Material to process =>
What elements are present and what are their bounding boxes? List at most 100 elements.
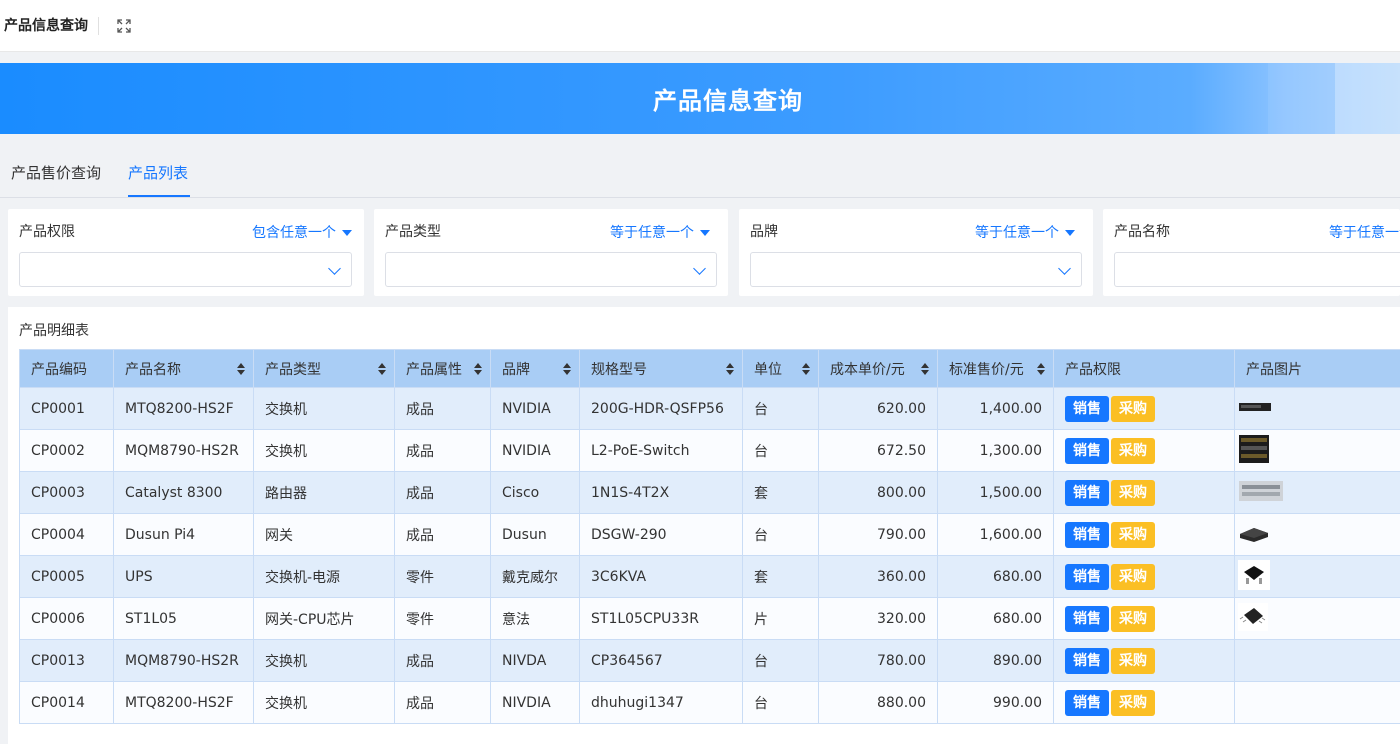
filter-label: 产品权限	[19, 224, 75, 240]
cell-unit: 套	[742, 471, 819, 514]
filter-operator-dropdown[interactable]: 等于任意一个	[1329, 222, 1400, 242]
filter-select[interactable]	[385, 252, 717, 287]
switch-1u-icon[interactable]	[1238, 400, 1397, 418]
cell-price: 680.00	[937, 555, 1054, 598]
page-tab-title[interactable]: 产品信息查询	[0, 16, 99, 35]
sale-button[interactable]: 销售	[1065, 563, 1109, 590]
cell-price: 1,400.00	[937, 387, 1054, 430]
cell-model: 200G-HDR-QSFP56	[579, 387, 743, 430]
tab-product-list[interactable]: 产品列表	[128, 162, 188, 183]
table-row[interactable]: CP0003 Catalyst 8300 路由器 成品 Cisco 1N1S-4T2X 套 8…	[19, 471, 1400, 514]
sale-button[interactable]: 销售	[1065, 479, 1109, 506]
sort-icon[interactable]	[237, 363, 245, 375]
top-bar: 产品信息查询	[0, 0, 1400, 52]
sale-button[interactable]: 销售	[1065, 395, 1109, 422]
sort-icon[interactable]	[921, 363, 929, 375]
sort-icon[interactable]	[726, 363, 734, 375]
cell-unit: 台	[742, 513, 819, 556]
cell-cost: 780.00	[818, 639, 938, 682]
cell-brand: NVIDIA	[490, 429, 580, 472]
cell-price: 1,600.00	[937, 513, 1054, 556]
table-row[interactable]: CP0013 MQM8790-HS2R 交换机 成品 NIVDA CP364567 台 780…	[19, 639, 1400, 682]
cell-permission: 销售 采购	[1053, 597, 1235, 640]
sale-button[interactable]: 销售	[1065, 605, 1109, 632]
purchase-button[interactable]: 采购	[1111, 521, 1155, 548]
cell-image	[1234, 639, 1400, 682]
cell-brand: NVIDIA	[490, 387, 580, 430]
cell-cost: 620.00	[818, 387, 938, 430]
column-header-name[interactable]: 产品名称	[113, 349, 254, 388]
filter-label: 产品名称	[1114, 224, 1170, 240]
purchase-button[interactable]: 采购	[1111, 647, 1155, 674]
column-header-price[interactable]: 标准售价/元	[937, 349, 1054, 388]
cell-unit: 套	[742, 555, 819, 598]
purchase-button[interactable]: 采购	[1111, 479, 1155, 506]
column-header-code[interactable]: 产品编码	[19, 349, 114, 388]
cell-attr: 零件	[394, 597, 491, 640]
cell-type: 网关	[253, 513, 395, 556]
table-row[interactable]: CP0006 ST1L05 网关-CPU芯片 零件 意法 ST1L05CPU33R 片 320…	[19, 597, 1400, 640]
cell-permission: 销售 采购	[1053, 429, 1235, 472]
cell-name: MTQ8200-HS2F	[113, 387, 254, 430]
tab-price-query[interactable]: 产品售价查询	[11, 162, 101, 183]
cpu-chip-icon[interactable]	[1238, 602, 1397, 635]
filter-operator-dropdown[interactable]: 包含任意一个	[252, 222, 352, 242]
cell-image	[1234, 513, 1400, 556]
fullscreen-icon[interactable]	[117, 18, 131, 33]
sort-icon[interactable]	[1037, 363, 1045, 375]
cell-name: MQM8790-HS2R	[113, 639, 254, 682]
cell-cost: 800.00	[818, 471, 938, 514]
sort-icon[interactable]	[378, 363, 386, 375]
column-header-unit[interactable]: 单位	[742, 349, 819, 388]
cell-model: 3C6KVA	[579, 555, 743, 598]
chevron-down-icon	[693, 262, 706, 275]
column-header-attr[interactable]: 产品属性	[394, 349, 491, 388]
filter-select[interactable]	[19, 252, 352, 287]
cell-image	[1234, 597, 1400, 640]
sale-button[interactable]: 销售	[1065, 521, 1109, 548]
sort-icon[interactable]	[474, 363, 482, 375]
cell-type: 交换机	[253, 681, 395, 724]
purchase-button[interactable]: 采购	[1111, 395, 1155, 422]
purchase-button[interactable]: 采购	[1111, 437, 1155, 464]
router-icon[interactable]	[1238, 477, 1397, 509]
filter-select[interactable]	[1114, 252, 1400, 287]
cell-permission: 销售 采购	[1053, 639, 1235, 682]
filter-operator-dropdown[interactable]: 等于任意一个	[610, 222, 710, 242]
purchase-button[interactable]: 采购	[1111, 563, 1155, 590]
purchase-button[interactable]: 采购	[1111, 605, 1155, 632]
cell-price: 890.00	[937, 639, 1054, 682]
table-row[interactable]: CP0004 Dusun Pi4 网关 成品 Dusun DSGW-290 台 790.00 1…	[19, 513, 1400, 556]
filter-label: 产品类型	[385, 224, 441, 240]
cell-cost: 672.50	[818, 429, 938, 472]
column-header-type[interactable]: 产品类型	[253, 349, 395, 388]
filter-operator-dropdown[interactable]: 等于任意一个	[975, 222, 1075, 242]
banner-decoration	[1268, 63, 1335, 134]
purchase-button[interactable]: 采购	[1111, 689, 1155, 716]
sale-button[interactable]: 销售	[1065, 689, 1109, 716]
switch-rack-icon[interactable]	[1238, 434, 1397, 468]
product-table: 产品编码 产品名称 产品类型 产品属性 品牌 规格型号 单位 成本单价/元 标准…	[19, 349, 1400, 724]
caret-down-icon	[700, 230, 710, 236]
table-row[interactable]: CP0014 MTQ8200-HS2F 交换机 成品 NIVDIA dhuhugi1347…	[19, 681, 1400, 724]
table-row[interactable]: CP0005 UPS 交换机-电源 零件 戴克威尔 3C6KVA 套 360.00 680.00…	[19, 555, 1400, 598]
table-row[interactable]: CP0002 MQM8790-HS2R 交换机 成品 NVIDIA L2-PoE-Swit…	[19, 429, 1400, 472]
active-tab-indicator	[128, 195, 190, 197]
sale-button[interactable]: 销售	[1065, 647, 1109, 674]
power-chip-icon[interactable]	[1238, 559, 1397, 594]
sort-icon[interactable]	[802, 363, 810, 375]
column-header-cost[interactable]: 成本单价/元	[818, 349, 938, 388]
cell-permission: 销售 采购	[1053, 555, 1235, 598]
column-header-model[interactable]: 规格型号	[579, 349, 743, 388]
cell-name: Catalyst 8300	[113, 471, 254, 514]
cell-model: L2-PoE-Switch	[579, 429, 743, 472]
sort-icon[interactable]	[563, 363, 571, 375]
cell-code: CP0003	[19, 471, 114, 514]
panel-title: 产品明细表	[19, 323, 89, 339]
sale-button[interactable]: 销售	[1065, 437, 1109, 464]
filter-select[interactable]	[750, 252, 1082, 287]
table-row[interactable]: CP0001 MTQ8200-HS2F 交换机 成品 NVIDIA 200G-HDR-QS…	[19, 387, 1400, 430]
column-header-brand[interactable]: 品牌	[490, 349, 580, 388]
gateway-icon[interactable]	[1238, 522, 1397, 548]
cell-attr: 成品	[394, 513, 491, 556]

* * *

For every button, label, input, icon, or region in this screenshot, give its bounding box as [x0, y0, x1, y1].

* * *

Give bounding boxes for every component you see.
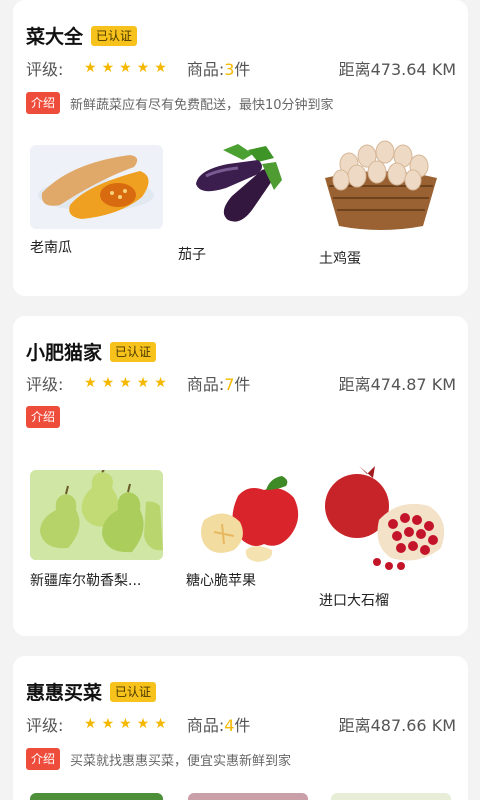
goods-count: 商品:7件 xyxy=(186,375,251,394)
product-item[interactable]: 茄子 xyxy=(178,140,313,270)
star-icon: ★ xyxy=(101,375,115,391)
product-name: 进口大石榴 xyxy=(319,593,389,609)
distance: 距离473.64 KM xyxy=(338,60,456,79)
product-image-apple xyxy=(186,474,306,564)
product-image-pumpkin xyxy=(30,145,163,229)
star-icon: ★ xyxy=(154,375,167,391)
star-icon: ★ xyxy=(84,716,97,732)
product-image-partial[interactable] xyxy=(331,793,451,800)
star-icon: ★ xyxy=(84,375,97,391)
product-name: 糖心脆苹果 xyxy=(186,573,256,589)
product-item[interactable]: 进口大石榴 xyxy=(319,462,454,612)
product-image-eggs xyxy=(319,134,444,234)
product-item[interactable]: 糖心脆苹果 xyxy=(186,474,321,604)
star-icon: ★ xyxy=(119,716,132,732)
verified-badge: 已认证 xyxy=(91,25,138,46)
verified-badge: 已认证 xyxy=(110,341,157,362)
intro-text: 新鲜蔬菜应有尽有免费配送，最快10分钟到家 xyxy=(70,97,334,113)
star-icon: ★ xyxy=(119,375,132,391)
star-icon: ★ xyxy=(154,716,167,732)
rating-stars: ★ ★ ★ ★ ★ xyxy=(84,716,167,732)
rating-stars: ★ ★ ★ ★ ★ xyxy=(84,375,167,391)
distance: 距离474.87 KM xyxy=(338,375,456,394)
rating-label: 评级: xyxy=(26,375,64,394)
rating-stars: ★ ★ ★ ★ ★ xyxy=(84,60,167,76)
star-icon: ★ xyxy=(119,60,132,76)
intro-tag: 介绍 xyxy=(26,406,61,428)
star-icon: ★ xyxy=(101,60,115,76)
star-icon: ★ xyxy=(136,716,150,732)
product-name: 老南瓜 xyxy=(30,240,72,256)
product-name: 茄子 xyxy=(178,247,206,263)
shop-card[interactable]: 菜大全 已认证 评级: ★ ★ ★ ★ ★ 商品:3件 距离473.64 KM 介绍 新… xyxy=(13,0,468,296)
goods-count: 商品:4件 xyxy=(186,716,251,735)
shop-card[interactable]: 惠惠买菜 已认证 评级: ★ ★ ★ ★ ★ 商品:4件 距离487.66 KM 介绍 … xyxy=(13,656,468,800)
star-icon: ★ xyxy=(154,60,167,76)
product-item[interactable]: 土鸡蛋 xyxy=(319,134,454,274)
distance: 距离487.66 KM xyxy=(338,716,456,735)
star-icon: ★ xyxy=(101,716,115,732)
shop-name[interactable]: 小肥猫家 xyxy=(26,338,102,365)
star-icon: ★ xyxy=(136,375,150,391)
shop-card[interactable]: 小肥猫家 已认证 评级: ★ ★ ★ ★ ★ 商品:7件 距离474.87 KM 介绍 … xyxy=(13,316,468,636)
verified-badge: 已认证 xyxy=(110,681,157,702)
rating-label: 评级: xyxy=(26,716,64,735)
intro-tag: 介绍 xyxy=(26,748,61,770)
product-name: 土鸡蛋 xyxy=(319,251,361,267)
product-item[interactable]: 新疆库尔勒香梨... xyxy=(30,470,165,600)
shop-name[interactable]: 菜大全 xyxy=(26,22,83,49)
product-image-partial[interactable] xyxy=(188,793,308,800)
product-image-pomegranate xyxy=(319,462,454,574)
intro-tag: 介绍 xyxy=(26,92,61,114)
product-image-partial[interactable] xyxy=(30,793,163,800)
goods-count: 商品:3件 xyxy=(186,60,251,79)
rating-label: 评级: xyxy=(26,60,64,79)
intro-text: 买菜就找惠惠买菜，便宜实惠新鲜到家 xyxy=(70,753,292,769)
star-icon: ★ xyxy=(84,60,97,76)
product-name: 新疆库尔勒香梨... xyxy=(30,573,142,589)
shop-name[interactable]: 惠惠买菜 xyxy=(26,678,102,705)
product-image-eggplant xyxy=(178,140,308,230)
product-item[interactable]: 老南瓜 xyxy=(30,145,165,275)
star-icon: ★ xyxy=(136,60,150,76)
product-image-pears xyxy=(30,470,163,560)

Objective => Put the lines of the records, from the line with "What elements are" up to and including the line with "387, 938, 430]", into a Markdown table with the columns Row and Line. Number each row, skip blank lines, and leave the pictures out.

Complete response =>
| Row | Line |
|---|---|
| 1 | What elements are present and what are their bounding boxes? List at most 100 elements. |
| 2 | filter-label: 产品权限	[19, 224, 75, 240] |
| 3 | cell-unit: 套	[742, 471, 819, 514] |
| 4 | filter-operator-dropdown[interactable]: 等于任意一个	[1329, 222, 1400, 242] |
| 5 | filter-select[interactable]	[385, 252, 717, 287] |
| 6 | switch-1u-icon[interactable]	[1238, 400, 1397, 418] |
| 7 | cell-price: 680.00	[937, 555, 1054, 598] |
| 8 | page-tab-title[interactable]: 产品信息查询	[0, 16, 99, 35] |
| 9 | sale-button[interactable]: 销售	[1065, 563, 1109, 590] |
| 10 | cell-price: 1,400.00	[937, 387, 1054, 430] |
| 11 | cell-model: 200G-HDR-QSFP56	[579, 387, 743, 430] |
| 12 | tab-product-list[interactable]: 产品列表	[128, 162, 188, 183] |
| 13 | table-row[interactable]: CP0003 Catalyst 8300 路由器 成品 Cisco 1N1S-4T2X 套 8…	[19, 471, 1400, 514] |
| 14 | sale-button[interactable]: 销售	[1065, 479, 1109, 506] |
| 15 | sort-icon[interactable]	[237, 363, 245, 375] |
| 16 | top-bar: 产品信息查询	[0, 0, 1400, 52] |
| 17 | sale-button[interactable]: 销售	[1065, 395, 1109, 422] |
| 18 | sort-icon[interactable]	[921, 363, 929, 375] |
| 19 | sort-icon[interactable]	[726, 363, 734, 375] |
| 20 | cell-unit: 台	[742, 513, 819, 556] |
| 21 | cell-cost: 780.00	[818, 639, 938, 682] |
| 22 | cell-brand: NVIDIA	[490, 429, 580, 472] |
| 23 | cell-price: 1,600.00	[937, 513, 1054, 556] |
| 24 | table-row[interactable]: CP0013 MQM8790-HS2R 交换机 成品 NIVDA CP364567 台 780…	[19, 639, 1400, 682] |
| 25 | cell-permission: 销售 采购	[1053, 597, 1235, 640] |
| 26 | sale-button[interactable]: 销售	[1065, 605, 1109, 632] |
| 27 | purchase-button[interactable]: 采购	[1111, 521, 1155, 548] |
| 28 | cell-image	[1234, 639, 1400, 682] |
| 29 | cell-brand: NVIDIA	[490, 387, 580, 430] |
| 30 | cell-cost: 620.00	[818, 387, 938, 430] |